═════ DATA FOR PROCESSING ═════

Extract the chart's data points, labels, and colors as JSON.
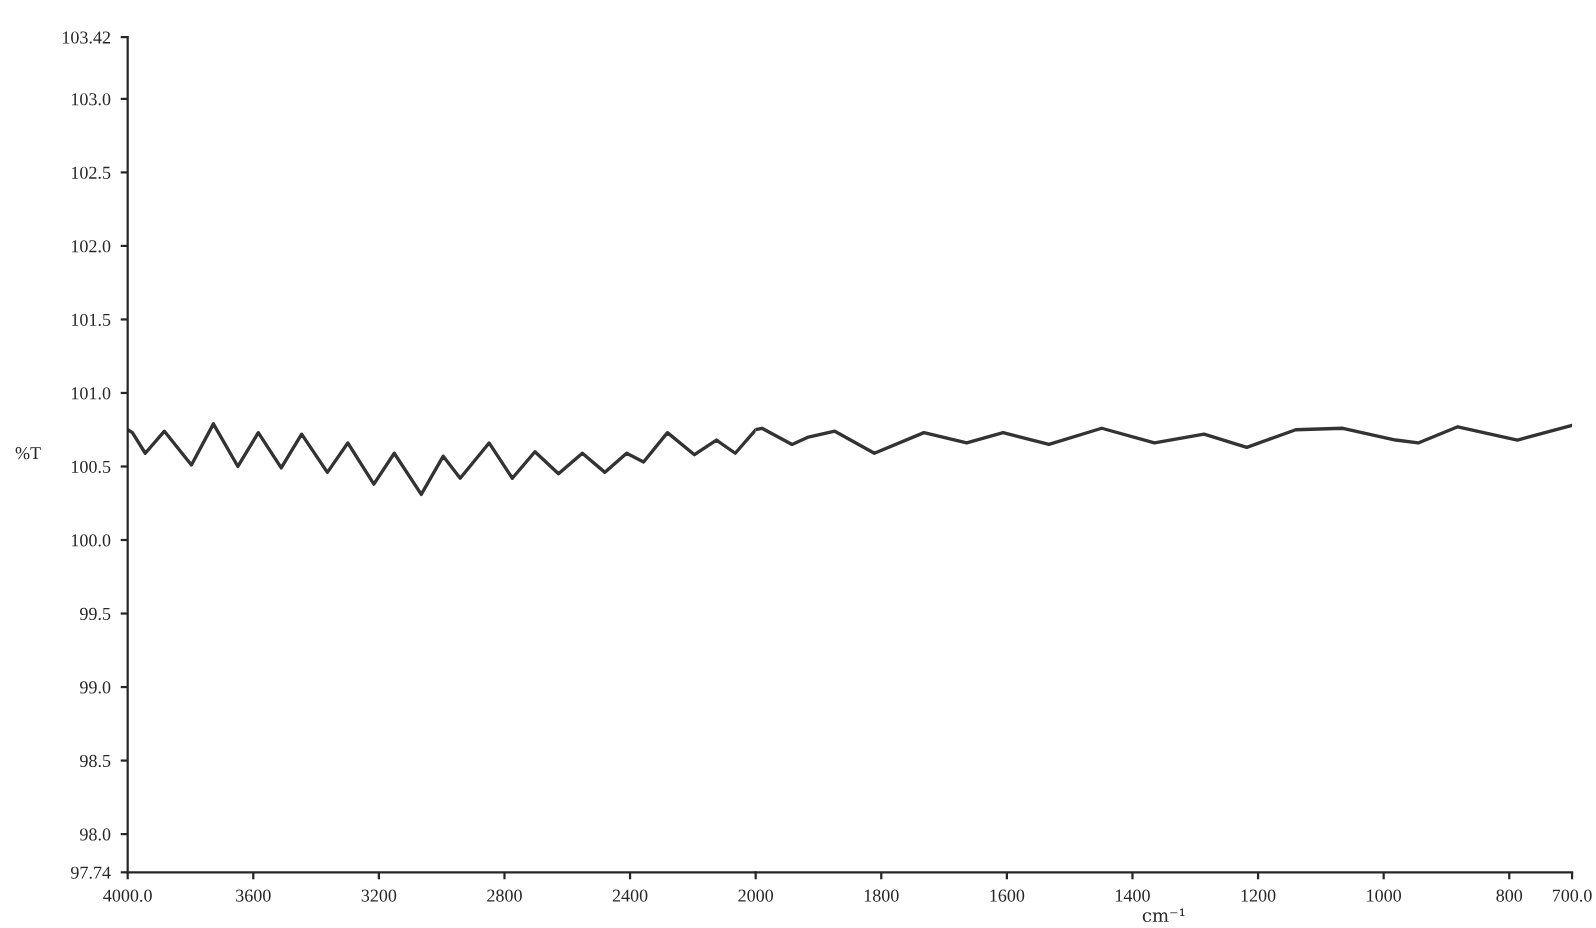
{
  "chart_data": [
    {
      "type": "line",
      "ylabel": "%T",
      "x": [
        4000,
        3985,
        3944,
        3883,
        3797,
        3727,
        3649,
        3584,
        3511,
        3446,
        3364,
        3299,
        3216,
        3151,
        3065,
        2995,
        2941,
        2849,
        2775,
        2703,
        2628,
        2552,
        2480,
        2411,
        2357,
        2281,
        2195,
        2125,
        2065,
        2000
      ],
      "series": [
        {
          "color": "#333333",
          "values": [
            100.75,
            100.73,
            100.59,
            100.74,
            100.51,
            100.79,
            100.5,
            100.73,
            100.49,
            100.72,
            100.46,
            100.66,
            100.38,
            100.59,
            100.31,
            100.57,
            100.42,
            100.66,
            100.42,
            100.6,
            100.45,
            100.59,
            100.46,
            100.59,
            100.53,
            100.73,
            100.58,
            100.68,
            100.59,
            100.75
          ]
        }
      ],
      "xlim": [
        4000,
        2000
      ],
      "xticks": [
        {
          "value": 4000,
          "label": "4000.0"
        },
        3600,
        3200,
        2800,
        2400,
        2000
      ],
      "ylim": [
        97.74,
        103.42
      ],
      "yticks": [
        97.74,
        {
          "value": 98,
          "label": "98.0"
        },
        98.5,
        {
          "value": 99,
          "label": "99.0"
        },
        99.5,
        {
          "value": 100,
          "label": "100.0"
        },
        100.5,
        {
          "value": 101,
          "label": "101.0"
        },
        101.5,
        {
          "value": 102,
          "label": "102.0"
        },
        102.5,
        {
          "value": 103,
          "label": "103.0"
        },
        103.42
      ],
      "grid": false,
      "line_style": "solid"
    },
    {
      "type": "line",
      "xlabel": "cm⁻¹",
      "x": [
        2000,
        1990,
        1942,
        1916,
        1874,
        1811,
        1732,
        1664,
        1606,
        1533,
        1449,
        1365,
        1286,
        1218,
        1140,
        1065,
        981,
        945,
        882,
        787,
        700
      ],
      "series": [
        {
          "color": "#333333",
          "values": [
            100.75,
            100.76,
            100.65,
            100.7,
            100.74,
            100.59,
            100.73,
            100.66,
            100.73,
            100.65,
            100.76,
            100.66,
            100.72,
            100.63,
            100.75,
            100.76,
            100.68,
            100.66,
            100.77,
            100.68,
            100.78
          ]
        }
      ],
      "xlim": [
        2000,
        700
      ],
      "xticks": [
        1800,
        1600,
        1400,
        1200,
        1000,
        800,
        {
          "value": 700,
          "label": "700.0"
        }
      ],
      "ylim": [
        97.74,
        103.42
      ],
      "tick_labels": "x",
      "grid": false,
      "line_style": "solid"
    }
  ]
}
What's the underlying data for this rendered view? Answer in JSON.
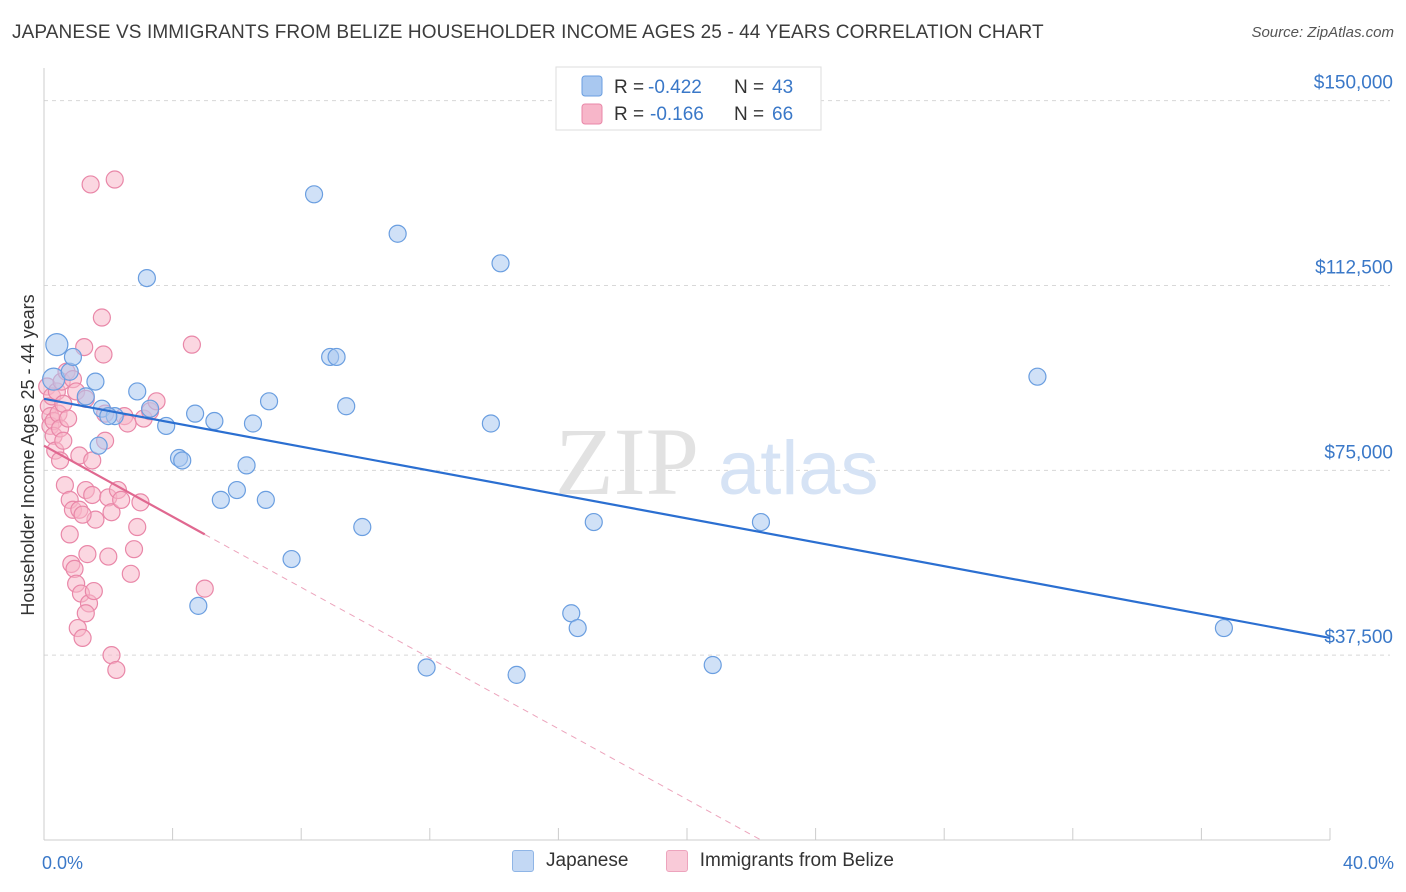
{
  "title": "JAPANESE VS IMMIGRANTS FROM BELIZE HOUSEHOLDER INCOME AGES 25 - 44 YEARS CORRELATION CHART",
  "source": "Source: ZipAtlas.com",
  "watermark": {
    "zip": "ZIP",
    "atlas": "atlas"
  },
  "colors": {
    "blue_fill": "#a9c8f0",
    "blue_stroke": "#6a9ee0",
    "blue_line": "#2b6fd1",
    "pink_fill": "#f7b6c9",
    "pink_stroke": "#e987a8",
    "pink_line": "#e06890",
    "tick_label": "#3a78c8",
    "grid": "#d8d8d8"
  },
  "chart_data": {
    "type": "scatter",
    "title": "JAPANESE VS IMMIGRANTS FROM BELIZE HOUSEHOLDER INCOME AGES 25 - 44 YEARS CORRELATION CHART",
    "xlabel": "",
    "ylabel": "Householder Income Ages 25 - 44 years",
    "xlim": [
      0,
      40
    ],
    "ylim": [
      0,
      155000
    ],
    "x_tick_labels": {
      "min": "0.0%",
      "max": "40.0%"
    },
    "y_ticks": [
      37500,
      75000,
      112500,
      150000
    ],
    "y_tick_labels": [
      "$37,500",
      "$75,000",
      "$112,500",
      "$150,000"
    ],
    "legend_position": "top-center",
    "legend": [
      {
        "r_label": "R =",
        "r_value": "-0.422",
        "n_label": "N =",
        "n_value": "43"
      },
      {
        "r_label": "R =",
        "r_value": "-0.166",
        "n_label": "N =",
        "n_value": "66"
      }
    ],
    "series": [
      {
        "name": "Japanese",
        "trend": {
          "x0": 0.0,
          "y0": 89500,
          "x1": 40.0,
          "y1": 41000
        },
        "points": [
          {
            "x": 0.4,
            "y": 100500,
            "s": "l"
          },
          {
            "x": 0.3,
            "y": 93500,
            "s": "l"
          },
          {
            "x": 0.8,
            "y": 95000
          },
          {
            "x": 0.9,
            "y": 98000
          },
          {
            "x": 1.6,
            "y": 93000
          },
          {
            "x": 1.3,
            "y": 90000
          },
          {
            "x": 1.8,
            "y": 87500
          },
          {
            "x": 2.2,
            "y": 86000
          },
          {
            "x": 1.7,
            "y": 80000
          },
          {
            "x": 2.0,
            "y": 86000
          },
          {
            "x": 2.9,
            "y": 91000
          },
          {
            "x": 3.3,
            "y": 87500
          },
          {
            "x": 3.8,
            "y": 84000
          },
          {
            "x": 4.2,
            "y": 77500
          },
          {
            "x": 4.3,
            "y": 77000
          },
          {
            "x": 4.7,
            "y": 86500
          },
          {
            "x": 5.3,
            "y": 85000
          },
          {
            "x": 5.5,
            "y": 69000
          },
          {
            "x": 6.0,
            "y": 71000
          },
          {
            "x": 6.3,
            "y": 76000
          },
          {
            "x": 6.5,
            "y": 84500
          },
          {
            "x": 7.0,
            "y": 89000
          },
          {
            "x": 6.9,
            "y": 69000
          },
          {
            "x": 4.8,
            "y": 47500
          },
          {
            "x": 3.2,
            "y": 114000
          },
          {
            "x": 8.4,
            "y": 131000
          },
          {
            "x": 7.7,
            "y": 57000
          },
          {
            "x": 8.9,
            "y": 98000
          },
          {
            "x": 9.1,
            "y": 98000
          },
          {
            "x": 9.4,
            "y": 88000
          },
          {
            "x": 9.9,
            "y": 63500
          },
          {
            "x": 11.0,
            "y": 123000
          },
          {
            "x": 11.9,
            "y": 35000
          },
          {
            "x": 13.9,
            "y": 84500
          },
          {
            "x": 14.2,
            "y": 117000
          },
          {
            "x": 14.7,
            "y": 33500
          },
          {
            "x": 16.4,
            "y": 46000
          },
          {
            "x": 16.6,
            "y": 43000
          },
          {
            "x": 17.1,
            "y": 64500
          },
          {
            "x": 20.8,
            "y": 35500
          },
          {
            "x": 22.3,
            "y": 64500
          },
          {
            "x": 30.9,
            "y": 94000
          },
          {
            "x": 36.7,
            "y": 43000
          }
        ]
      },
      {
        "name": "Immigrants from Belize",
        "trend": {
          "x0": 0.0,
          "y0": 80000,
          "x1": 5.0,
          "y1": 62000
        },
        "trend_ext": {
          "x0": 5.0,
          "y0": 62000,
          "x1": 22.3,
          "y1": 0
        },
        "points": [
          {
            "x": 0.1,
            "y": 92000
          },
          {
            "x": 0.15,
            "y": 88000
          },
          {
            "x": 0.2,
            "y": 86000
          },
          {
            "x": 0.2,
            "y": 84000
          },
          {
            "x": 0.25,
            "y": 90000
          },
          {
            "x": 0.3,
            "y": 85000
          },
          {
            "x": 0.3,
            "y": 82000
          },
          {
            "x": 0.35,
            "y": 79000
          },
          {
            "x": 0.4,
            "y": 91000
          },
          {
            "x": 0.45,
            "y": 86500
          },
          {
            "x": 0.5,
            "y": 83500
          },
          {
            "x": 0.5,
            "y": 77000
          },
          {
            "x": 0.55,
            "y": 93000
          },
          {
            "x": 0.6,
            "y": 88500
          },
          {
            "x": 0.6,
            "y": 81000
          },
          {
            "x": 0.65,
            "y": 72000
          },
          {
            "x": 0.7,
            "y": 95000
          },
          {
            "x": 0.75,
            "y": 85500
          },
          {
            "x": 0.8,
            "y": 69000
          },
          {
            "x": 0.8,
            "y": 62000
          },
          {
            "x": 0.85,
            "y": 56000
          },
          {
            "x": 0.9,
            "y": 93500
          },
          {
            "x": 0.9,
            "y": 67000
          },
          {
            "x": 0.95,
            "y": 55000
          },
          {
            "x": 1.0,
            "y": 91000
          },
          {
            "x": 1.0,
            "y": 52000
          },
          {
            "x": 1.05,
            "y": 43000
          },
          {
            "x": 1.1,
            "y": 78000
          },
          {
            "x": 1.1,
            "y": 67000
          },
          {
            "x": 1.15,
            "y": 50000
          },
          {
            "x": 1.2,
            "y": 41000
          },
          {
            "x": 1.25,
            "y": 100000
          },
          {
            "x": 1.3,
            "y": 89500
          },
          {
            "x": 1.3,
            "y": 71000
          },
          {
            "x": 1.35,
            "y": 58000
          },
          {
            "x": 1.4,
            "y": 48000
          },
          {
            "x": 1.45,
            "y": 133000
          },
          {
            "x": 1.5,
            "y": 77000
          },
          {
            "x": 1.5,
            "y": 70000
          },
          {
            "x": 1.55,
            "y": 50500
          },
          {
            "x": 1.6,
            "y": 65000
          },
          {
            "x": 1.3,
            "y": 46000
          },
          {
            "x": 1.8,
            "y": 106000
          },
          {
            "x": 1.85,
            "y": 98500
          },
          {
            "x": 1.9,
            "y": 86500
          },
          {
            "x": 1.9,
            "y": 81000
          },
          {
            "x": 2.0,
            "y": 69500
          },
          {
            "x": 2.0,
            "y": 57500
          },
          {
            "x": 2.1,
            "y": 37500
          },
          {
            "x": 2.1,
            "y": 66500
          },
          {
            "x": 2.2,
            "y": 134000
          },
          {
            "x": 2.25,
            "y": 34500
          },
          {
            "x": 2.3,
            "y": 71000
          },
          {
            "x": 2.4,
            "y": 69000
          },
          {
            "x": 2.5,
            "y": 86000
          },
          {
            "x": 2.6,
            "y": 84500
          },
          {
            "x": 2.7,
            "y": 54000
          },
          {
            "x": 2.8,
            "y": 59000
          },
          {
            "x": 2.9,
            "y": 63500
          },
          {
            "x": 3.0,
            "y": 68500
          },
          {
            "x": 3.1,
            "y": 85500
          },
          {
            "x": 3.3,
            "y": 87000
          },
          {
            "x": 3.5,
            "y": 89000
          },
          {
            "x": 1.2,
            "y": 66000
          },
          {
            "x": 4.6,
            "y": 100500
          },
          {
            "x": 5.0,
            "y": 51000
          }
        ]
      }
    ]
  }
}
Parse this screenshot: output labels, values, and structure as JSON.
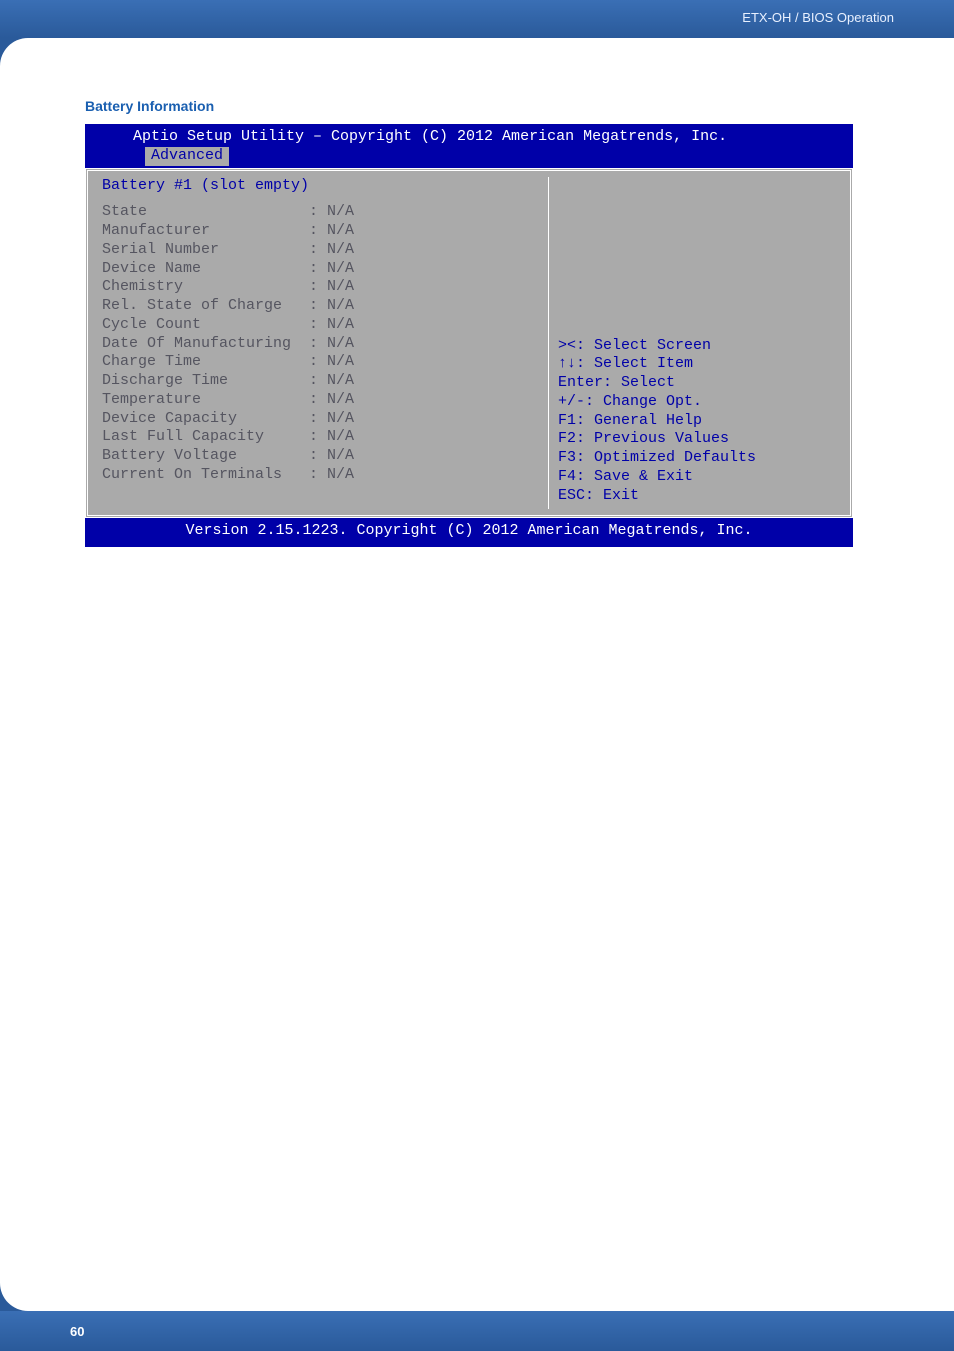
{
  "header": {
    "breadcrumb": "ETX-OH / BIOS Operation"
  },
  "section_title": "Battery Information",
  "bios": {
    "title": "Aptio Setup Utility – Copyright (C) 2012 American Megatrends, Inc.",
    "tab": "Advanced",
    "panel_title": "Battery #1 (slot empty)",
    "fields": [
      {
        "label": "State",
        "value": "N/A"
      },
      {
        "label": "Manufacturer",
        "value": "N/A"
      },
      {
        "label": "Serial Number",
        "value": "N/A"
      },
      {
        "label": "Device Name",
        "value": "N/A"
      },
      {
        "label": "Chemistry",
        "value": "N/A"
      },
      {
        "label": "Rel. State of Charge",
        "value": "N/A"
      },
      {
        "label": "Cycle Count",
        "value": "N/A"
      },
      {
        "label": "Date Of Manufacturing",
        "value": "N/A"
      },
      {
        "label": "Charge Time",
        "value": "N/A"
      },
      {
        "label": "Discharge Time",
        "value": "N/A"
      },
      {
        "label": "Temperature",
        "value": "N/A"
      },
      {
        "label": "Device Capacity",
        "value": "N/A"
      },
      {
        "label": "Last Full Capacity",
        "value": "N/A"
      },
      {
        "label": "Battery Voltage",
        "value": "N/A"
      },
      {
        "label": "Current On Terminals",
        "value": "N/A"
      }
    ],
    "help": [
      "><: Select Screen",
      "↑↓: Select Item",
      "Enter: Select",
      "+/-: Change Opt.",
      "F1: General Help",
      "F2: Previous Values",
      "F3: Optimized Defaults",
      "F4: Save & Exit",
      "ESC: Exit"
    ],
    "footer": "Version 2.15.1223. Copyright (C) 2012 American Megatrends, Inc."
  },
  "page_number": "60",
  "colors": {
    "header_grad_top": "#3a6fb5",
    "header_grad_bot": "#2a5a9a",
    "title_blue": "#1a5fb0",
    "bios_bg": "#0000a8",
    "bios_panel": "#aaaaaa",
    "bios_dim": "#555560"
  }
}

═════

- EXERCISE
Reproduce each line holding the word "ylabel".

- PROBLEM SOLUTION
      "ylabel": "%T",
    "ylabel": "Householder Income Ages 25 - 44 years",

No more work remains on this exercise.